**TASK GOAL**
Pull every line that holds the word "Глава" from the entries.

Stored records
* * * * * * * * *
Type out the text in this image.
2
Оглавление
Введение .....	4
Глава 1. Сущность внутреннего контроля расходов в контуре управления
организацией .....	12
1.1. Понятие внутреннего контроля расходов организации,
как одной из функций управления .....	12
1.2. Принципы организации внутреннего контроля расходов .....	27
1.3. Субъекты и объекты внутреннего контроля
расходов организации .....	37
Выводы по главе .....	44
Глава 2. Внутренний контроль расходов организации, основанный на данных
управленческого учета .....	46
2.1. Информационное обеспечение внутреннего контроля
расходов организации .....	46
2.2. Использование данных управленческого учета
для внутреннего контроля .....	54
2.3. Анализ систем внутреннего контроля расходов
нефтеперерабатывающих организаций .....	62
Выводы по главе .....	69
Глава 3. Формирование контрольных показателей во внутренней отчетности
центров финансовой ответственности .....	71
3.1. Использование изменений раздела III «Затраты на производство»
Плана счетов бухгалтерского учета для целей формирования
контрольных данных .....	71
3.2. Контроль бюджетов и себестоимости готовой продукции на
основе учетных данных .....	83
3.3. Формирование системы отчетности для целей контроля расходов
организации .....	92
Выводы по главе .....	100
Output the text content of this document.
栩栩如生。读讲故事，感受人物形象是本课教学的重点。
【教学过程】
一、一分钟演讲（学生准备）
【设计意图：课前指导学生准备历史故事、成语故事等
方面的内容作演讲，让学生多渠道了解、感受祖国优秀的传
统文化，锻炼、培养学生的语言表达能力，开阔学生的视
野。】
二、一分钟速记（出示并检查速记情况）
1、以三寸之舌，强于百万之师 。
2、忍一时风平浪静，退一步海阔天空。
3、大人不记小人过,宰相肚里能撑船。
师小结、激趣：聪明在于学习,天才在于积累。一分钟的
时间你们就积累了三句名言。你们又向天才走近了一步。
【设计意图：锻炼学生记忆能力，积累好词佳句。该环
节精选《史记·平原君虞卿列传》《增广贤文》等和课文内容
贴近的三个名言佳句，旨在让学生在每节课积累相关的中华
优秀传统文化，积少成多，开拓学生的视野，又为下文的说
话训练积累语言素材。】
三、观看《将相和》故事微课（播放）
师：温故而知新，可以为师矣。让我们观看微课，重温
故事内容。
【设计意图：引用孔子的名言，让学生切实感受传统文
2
* * * * * * * * *
**SOLUTION FOR THIS EXERCISE**
Глава 1. Сущность внутреннего контроля расходов в контуре управления
Глава 2. Внутренний контроль расходов организации, основанный на данных
Глава 3. Формирование контрольных показателей во внутренней отчетности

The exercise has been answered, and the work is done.